-- START OF DATASET RECORDS --

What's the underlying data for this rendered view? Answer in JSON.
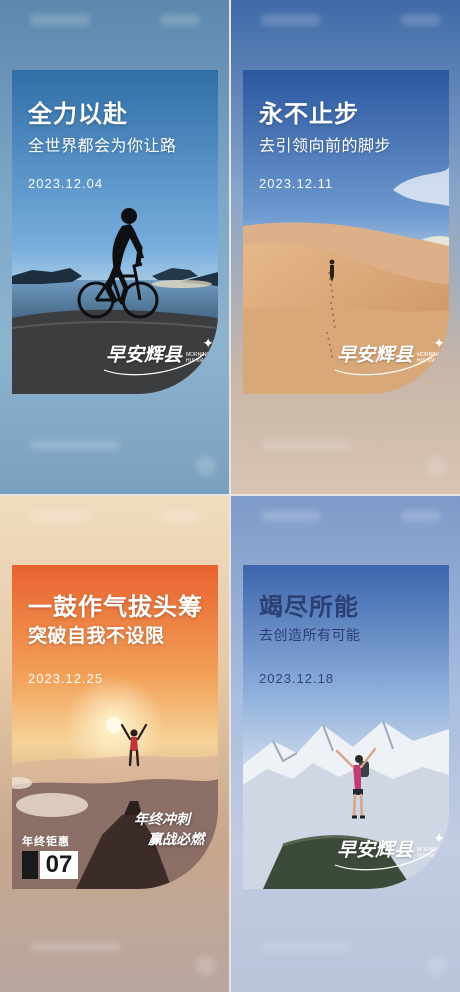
{
  "posters": [
    {
      "title": "全力以赴",
      "subtitle": "全世界都会为你让路",
      "date": "2023.12.04",
      "logo_text": "早安辉县",
      "logo_en": "MORNING\nHUI XIAN",
      "scene": "cyclist-silhouette-icon"
    },
    {
      "title": "永不止步",
      "subtitle": "去引领向前的脚步",
      "date": "2023.12.11",
      "logo_text": "早安辉县",
      "logo_en": "MORNING\nHUI XIAN",
      "scene": "desert-walker-icon"
    },
    {
      "title": "一鼓作气拔头筹",
      "subtitle": "突破自我不设限",
      "date": "2023.12.25",
      "scene": "mountain-summit-icon",
      "badge_title": "年终钜惠",
      "badge_number": "07",
      "slogan_line1": "年终冲刺",
      "slogan_line2": "赢战必燃"
    },
    {
      "title": "竭尽所能",
      "subtitle": "去创造所有可能",
      "date": "2023.12.18",
      "logo_text": "早安辉县",
      "logo_en": "MORNING\nHUI XIAN",
      "scene": "hiker-raised-arms-icon"
    }
  ],
  "colors": {
    "text": "#ffffff",
    "sky_blue": "#5d88ad",
    "sunset_orange": "#e8894b",
    "sand": "#d9a678"
  }
}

-- END OF DATASET RECORDS --

● EXERCISE INSTRUCTIONS:
Write out the full listing verbatim, excluding its pictures.

● OUTPUT FOR THIS EXERCISE:
What's the underlying data for this rendered view? Answer in JSON.
{
  "posters": [
    {
      "title": "全力以赴",
      "subtitle": "全世界都会为你让路",
      "date": "2023.12.04",
      "logo_text": "早安辉县",
      "logo_en": "MORNING\nHUI XIAN",
      "scene": "cyclist-silhouette-icon"
    },
    {
      "title": "永不止步",
      "subtitle": "去引领向前的脚步",
      "date": "2023.12.11",
      "logo_text": "早安辉县",
      "logo_en": "MORNING\nHUI XIAN",
      "scene": "desert-walker-icon"
    },
    {
      "title": "一鼓作气拔头筹",
      "subtitle": "突破自我不设限",
      "date": "2023.12.25",
      "scene": "mountain-summit-icon",
      "badge_title": "年终钜惠",
      "badge_number": "07",
      "slogan_line1": "年终冲刺",
      "slogan_line2": "赢战必燃"
    },
    {
      "title": "竭尽所能",
      "subtitle": "去创造所有可能",
      "date": "2023.12.18",
      "logo_text": "早安辉县",
      "logo_en": "MORNING\nHUI XIAN",
      "scene": "hiker-raised-arms-icon"
    }
  ],
  "colors": {
    "text": "#ffffff",
    "sky_blue": "#5d88ad",
    "sunset_orange": "#e8894b",
    "sand": "#d9a678"
  }
}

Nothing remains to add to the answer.